**Collected data**.
---

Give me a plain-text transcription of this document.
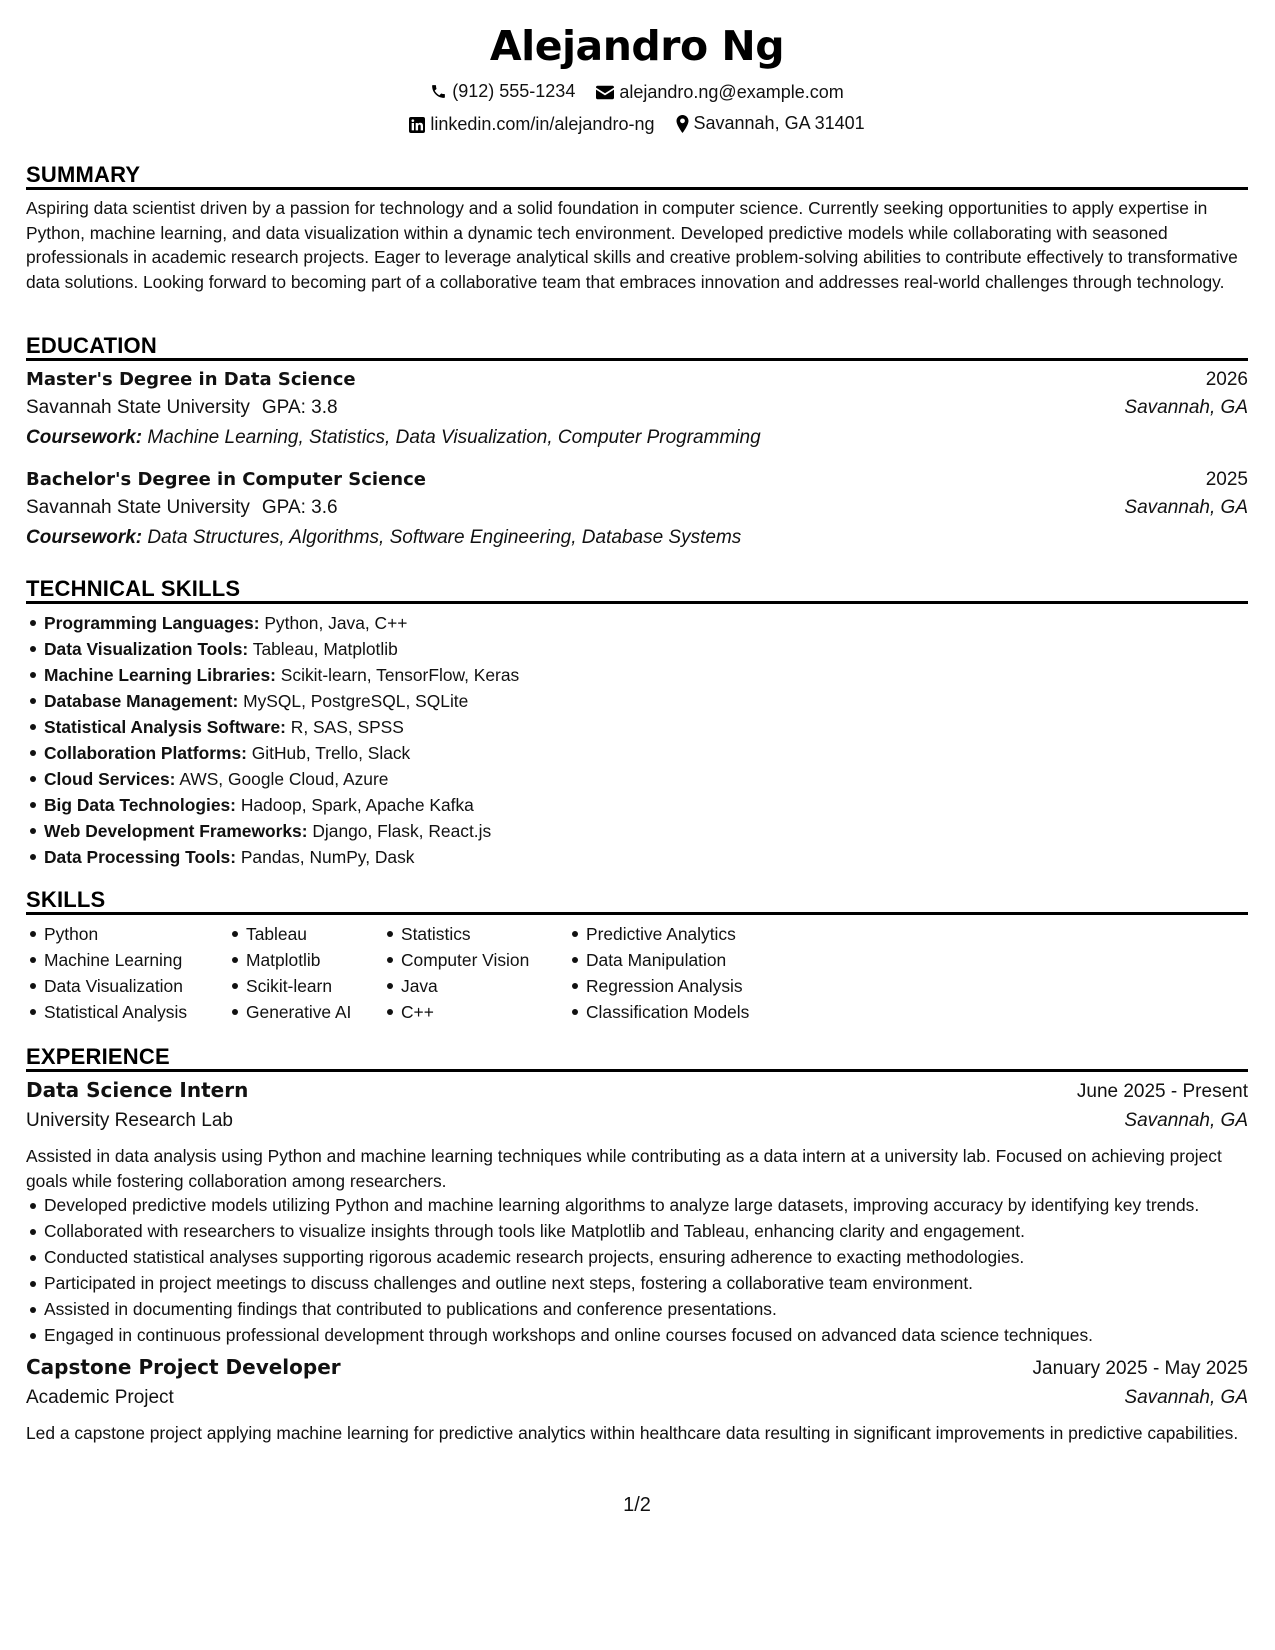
Alejandro Ng
(912) 555-1234
alejandro.ng@example.com
linkedin.com/in/alejandro-ng
Savannah, GA 31401
SUMMARY

Aspiring data scientist driven by a passion for technology and a solid foundation in computer science. Currently seeking opportunities to apply expertise in Python, machine learning, and data visualization within a dynamic tech environment. Developed predictive models while collaborating with seasoned professionals in academic research projects. Eager to leverage analytical skills and creative problem-solving abilities to contribute effectively to transformative data solutions. Looking forward to becoming part of a collaborative team that embraces innovation and addresses real-world challenges through technology.

EDUCATION
Master's Degree in Data Science	2026
Savannah State University GPA: 3.8	Savannah, GA
Coursework: Machine Learning, Statistics, Data Visualization, Computer Programming
Bachelor's Degree in Computer Science	2025
Savannah State University GPA: 3.6	Savannah, GA
Coursework: Data Structures, Algorithms, Software Engineering, Database Systems
TECHNICAL SKILLS
Programming Languages: Python, Java, C++
Data Visualization Tools: Tableau, Matplotlib
Machine Learning Libraries: Scikit-learn, TensorFlow, Keras
Database Management: MySQL, PostgreSQL, SQLite
Statistical Analysis Software: R, SAS, SPSS
Collaboration Platforms: GitHub, Trello, Slack
Cloud Services: AWS, Google Cloud, Azure
Big Data Technologies: Hadoop, Spark, Apache Kafka
Web Development Frameworks: Django, Flask, React.js
Data Processing Tools: Pandas, NumPy, Dask
SKILLS
Python
Machine Learning
Data Visualization
Statistical Analysis
Tableau
Matplotlib
Scikit-learn
Generative AI
Statistics
Computer Vision
Java
C++
Predictive Analytics
Data Manipulation
Regression Analysis
Classification Models
EXPERIENCE
Data Science Intern	June 2025 - Present
University Research Lab	Savannah, GA

Assisted in data analysis using Python and machine learning techniques while contributing as a data intern at a university lab. Focused on achieving project goals while fostering collaboration among researchers.

Developed predictive models utilizing Python and machine learning algorithms to analyze large datasets, improving accuracy by identifying key trends.
Collaborated with researchers to visualize insights through tools like Matplotlib and Tableau, enhancing clarity and engagement.
Conducted statistical analyses supporting rigorous academic research projects, ensuring adherence to exacting methodologies.
Participated in project meetings to discuss challenges and outline next steps, fostering a collaborative team environment.
Assisted in documenting findings that contributed to publications and conference presentations.
Engaged in continuous professional development through workshops and online courses focused on advanced data science techniques.
Capstone Project Developer	January 2025 - May 2025
Academic Project	Savannah, GA

Led a capstone project applying machine learning for predictive analytics within healthcare data resulting in significant improvements in predictive capabilities.

1/2
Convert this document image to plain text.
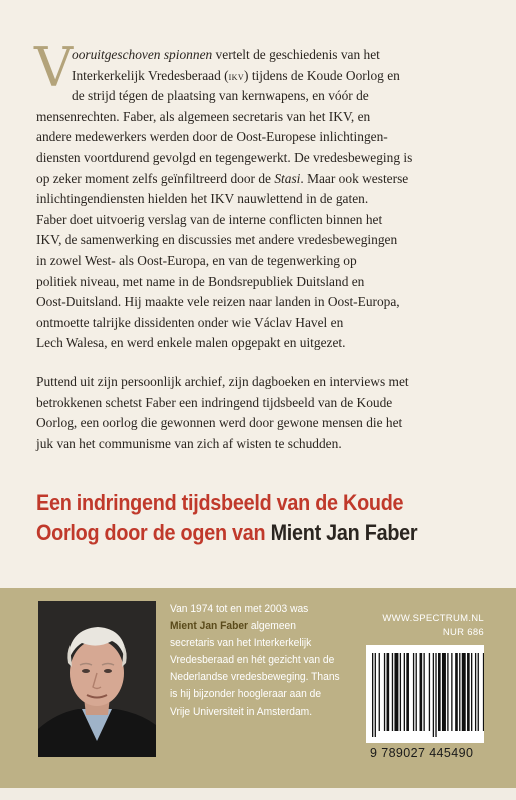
V ooruitgeschoven spionnen vertelt de geschiedenis van het
Interkerkelijk Vredesberaad (ikv) tijdens de Koude Oorlog en
de strijd tégen de plaatsing van kernwapens, en vóór de
mensenrechten. Faber, als algemeen secretaris van het IKV, en
andere medewerkers werden door de Oost-Europese inlichtingen-
diensten voortdurend gevolgd en tegengewerkt. De vredesbeweging is
op zeker moment zelfs geïnfiltreerd door de Stasi. Maar ook westerse
inlichtingendiensten hielden het IKV nauwlettend in de gaten.
Faber doet uitvoerig verslag van de interne conflicten binnen het
IKV, de samenwerking en discussies met andere vredesbewegingen
in zowel West- als Oost-Europa, en van de tegenwerking op
politiek niveau, met name in de Bondsrepubliek Duitsland en
Oost-Duitsland. Hij maakte vele reizen naar landen in Oost-Europa,
ontmoette talrijke dissidenten onder wie Václav Havel en
Lech Walesa, en werd enkele malen opgepakt en uitgezet.
Puttend uit zijn persoonlijk archief, zijn dagboeken en interviews met
betrokkenen schetst Faber een indringend tijdsbeeld van de Koude
Oorlog, een oorlog die gewonnen werd door gewone mensen die het
juk van het communisme van zich af wisten te schudden.
Een indringend tijdsbeeld van de Koude
Oorlog door de ogen van Mient Jan Faber
Van 1974 tot en met 2003 was
Mient Jan Faber algemeen
secretaris van het Interkerkelijk
Vredesberaad en hét gezicht van de
Nederlandse vredesbeweging. Thans
is hij bijzonder hoogleraar aan de
Vrije Universiteit in Amsterdam.
WWW.SPECTRUM.NL
NUR 686
9 789027 445490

---

**JOB**.
Quote all the lines above exactly as given. Do not include the pictures.

**REPLY**.
Give me a plain-text transcription of this document.
Alejandro Ng
(912) 555-1234
alejandro.ng@example.com
linkedin.com/in/alejandro-ng
Savannah, GA 31401
SUMMARY

Aspiring data scientist driven by a passion for technology and a solid foundation in computer science. Currently seeking opportunities to apply expertise in Python, machine learning, and data visualization within a dynamic tech environment. Developed predictive models while collaborating with seasoned professionals in academic research projects. Eager to leverage analytical skills and creative problem-solving abilities to contribute effectively to transformative data solutions. Looking forward to becoming part of a collaborative team that embraces innovation and addresses real-world challenges through technology.

EDUCATION
Master's Degree in Data Science	2026
Savannah State University GPA: 3.8	Savannah, GA
Coursework: Machine Learning, Statistics, Data Visualization, Computer Programming
Bachelor's Degree in Computer Science	2025
Savannah State University GPA: 3.6	Savannah, GA
Coursework: Data Structures, Algorithms, Software Engineering, Database Systems
TECHNICAL SKILLS
Programming Languages: Python, Java, C++
Data Visualization Tools: Tableau, Matplotlib
Machine Learning Libraries: Scikit-learn, TensorFlow, Keras
Database Management: MySQL, PostgreSQL, SQLite
Statistical Analysis Software: R, SAS, SPSS
Collaboration Platforms: GitHub, Trello, Slack
Cloud Services: AWS, Google Cloud, Azure
Big Data Technologies: Hadoop, Spark, Apache Kafka
Web Development Frameworks: Django, Flask, React.js
Data Processing Tools: Pandas, NumPy, Dask
SKILLS
Python
Machine Learning
Data Visualization
Statistical Analysis
Tableau
Matplotlib
Scikit-learn
Generative AI
Statistics
Computer Vision
Java
C++
Predictive Analytics
Data Manipulation
Regression Analysis
Classification Models
EXPERIENCE
Data Science Intern	June 2025 - Present
University Research Lab	Savannah, GA

Assisted in data analysis using Python and machine learning techniques while contributing as a data intern at a university lab. Focused on achieving project goals while fostering collaboration among researchers.

Developed predictive models utilizing Python and machine learning algorithms to analyze large datasets, improving accuracy by identifying key trends.
Collaborated with researchers to visualize insights through tools like Matplotlib and Tableau, enhancing clarity and engagement.
Conducted statistical analyses supporting rigorous academic research projects, ensuring adherence to exacting methodologies.
Participated in project meetings to discuss challenges and outline next steps, fostering a collaborative team environment.
Assisted in documenting findings that contributed to publications and conference presentations.
Engaged in continuous professional development through workshops and online courses focused on advanced data science techniques.
Capstone Project Developer	January 2025 - May 2025
Academic Project	Savannah, GA

Led a capstone project applying machine learning for predictive analytics within healthcare data resulting in significant improvements in predictive capabilities.

1/2
Convert this document image to plain text.
V ooruitgeschoven spionnen vertelt de geschiedenis van het
Interkerkelijk Vredesberaad (ikv) tijdens de Koude Oorlog en
de strijd tégen de plaatsing van kernwapens, en vóór de
mensenrechten. Faber, als algemeen secretaris van het IKV, en
andere medewerkers werden door de Oost-Europese inlichtingen-
diensten voortdurend gevolgd en tegengewerkt. De vredesbeweging is
op zeker moment zelfs geïnfiltreerd door de Stasi. Maar ook westerse
inlichtingendiensten hielden het IKV nauwlettend in de gaten.
Faber doet uitvoerig verslag van de interne conflicten binnen het
IKV, de samenwerking en discussies met andere vredesbewegingen
in zowel West- als Oost-Europa, en van de tegenwerking op
politiek niveau, met name in de Bondsrepubliek Duitsland en
Oost-Duitsland. Hij maakte vele reizen naar landen in Oost-Europa,
ontmoette talrijke dissidenten onder wie Václav Havel en
Lech Walesa, en werd enkele malen opgepakt en uitgezet.
Puttend uit zijn persoonlijk archief, zijn dagboeken en interviews met
betrokkenen schetst Faber een indringend tijdsbeeld van de Koude
Oorlog, een oorlog die gewonnen werd door gewone mensen die het
juk van het communisme van zich af wisten te schudden.
Een indringend tijdsbeeld van de Koude
Oorlog door de ogen van Mient Jan Faber
Van 1974 tot en met 2003 was
Mient Jan Faber algemeen
secretaris van het Interkerkelijk
Vredesberaad en hét gezicht van de
Nederlandse vredesbeweging. Thans
is hij bijzonder hoogleraar aan de
Vrije Universiteit in Amsterdam.
WWW.SPECTRUM.NL
NUR 686
9 789027 445490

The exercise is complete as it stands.